[START OF Given text]
US20110252765A1

US20110252765A1 - Exhaust throttle valve system and method for diesel particulate filter regeneration

Info

Publication number: US20110252765A1
Application number: US12/759,733
Authority: US
Inventors: Andrei Makartchouk; Andrey Y. Buzinov; Adam C. Lack
Original assignee: International Engine Intellectual Property Co LLC
Current assignee: International Engine Intellectual Property Co LLC
Priority date: 2010-04-14
Filing date: 2010-04-14
Publication date: 2011-10-20
Also published as: EP2558692A1; CN102939443A; WO2011130220A1

Abstract

An exhaust gas aftertreatment system (10) for a vehicle having an engine (14) includes a fluid passageway (20) extending from the engine to an ambient (18) for fluidly communicating exhaust gas (F). A diesel particulate filter (24) is disposed on the fluid passageway (20) downstream of the engine (14). At least one exhaust throttle valve (30A-30D) is located downstream of the engine (14) on the fluid passageway (20). When the exhaust throttle valve (30A-30D) is actuated, the valve obstructs the flow of exhaust gas (F) and increases the temperature of the exhaust gas. The heated exhaust gas (F) causes regeneration at the diesel particulate filter (24).

Description

BACKGROUND

Embodiments described herein relate to a system and method for heating exhaust gas. More specifically, embodiments described herein relate to a system and method for heating exhaust gas to create a regeneration event at a diesel particulate filter.
Exhaust gas aftertreatment systems in diesel vehicles are located downstream of the engine for treating exhaust gases emitted from the engine. The aftertreatment systems typically include a diesel oxidation catalyst, a diesel particulate filter, among other components. Particulate matter from the exhaust gas accumulates on the diesel particulate filter, and if left unchecked, can create a back pressure in the aftertreatment system.
A regeneration event is the periodic oxidation of the collected particulate matter in the aftertreatment system during routine diesel engine operation. When the diesel particulate filter of the exhaust system experiences a build-up of particulate matter, the particulate matter is oxidized to “regenerate” the filter. Regeneration is typically initiated by increasing engine load and activating a post-injection of diesel fuel into the exhaust stream. This post-injection provides sufficient heat to oxidize the trapped particulate matter within the diesel particulate filter.
During idling or part load operating conditions, fuel injected into the combustion cycle is not enough to maintain exhaust gas temperature sufficient to start the DPF regeneration cycle. As such, the loading of the engine must be increased to provide a sufficiently heated exhaust gas to initiate the regeneration downstream at the diesel particulate filter. However many vehicles operate on a “stop and drive” or frequent idling basis, and the resulting exhaust gas may not have a sufficiently high temperature to initiate the regeneration.

SUMMARY

An exhaust gas aftertreatment system for a vehicle having an engine includes a fluid passageway extending from the engine to an ambient for fluidly communicating exhaust gas. A diesel particulate filter is disposed on the fluid passageway downstream of the engine. At least one exhaust throttle valve is located downstream of the engine on the fluid passageway. When the exhaust throttle valve is actuated, the valve obstructs the flow of exhaust gas and increases the temperature of the exhaust gas. The heated exhaust gas causes regeneration at the diesel particulate filter.
[END OF Given text]
[START OF Material supplied]
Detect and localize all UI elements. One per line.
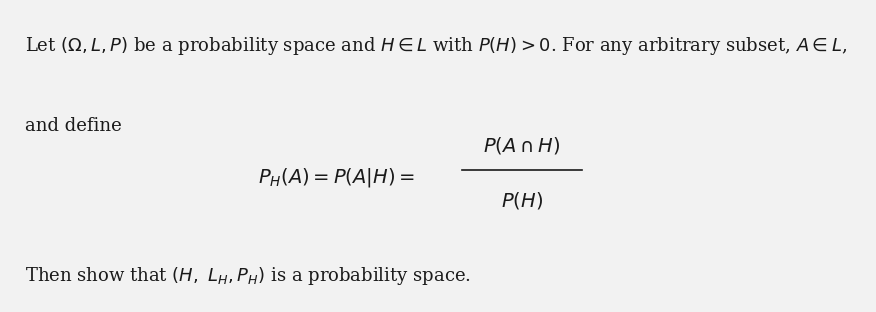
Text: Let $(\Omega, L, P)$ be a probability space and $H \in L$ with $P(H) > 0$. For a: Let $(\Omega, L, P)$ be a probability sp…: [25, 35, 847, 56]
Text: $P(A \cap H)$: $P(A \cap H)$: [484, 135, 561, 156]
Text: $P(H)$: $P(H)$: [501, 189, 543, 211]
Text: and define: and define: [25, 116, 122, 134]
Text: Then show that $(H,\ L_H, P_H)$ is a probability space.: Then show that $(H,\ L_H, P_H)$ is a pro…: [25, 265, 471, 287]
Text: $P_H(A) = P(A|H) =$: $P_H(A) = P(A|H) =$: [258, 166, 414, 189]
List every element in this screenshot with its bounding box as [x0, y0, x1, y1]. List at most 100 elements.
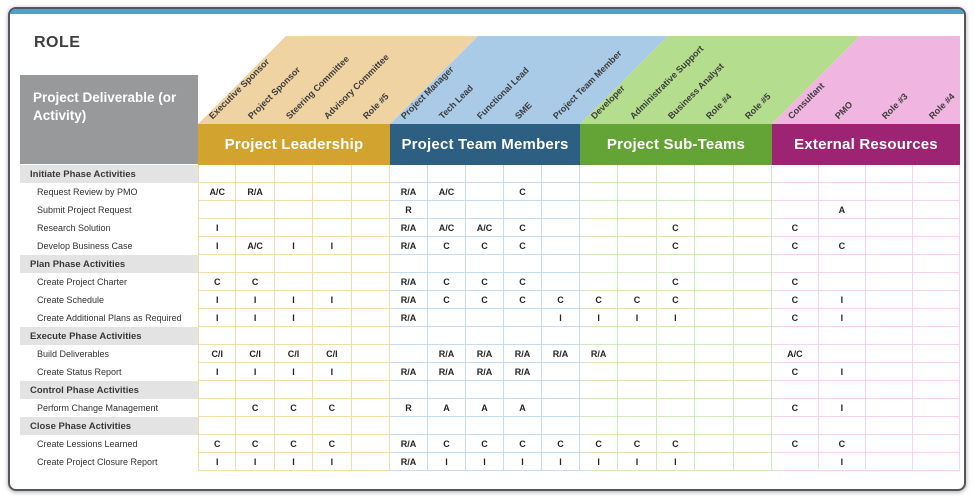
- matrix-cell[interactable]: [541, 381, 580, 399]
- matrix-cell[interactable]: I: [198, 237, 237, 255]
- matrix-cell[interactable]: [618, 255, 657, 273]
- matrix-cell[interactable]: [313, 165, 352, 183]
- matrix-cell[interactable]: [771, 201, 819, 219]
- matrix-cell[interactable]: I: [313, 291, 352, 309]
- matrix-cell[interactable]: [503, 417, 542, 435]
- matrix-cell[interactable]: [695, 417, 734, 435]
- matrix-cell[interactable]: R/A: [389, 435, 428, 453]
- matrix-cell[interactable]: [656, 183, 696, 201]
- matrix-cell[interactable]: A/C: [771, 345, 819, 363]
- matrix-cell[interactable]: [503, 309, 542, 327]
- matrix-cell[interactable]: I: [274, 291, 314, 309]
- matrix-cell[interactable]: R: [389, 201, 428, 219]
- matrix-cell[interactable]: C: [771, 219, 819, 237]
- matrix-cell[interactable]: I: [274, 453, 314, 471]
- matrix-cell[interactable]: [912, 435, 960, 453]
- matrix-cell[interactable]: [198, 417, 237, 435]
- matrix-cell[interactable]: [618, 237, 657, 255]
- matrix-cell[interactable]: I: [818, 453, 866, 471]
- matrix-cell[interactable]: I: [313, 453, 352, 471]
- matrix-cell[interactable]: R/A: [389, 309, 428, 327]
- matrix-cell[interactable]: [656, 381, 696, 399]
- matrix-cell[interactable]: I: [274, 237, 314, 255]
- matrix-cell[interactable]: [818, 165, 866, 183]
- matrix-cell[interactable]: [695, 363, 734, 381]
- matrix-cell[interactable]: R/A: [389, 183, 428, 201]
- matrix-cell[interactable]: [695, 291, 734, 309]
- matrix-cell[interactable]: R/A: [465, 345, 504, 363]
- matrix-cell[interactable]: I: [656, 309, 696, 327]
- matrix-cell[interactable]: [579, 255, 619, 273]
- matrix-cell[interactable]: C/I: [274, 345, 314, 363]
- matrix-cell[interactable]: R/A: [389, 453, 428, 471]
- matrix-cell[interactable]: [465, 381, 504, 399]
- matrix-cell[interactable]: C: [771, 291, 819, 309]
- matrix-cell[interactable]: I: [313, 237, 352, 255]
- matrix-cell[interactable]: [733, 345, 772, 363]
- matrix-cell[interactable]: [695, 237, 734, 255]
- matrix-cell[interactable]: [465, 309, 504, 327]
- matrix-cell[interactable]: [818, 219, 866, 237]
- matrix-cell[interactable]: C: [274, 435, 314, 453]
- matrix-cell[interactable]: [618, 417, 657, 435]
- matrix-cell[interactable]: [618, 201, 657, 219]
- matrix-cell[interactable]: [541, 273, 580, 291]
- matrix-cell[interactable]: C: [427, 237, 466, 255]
[END OF Material supplied]
To-do list:
a - From the exhaust throttle valve patent text, copy the passage from "Exhaust gas aftertreatment systems" up to and including "the aftertreatment system.".
b - Please decide whether each statement agrees with the exhaust throttle valve patent text, answering yes or no and quoting the words of the text that settle it: (i) The diesel particulate filter is placed upstream of the engine. (ii) Regeneration is typically started by raising engine load and post-injecting diesel fuel. (iii) The priority date differs from the filing date.

Answers in order:
a -
Exhaust gas aftertreatment systems in diesel vehicles are located downstream of the engine for treating exhaust gases emitted from the engine. The aftertreatment systems typically include a diesel oxidation catalyst, a diesel particulate filter, among other components. Particulate matter from the exhaust gas accumulates on the diesel particulate filter, and if left unchecked, can create a back pressure in the aftertreatment system.

b -
(i) No: "A diesel particulate filter (24) is disposed on the fluid passageway (20) downstream of the engine (14)."
(ii) Yes: "Regeneration is typically initiated by increasing engine load and activating a post-injection of diesel fuel into the exhaust stream."
(iii) No: "Priority date: 2010-04-14" and "Filing date: 2010-04-14"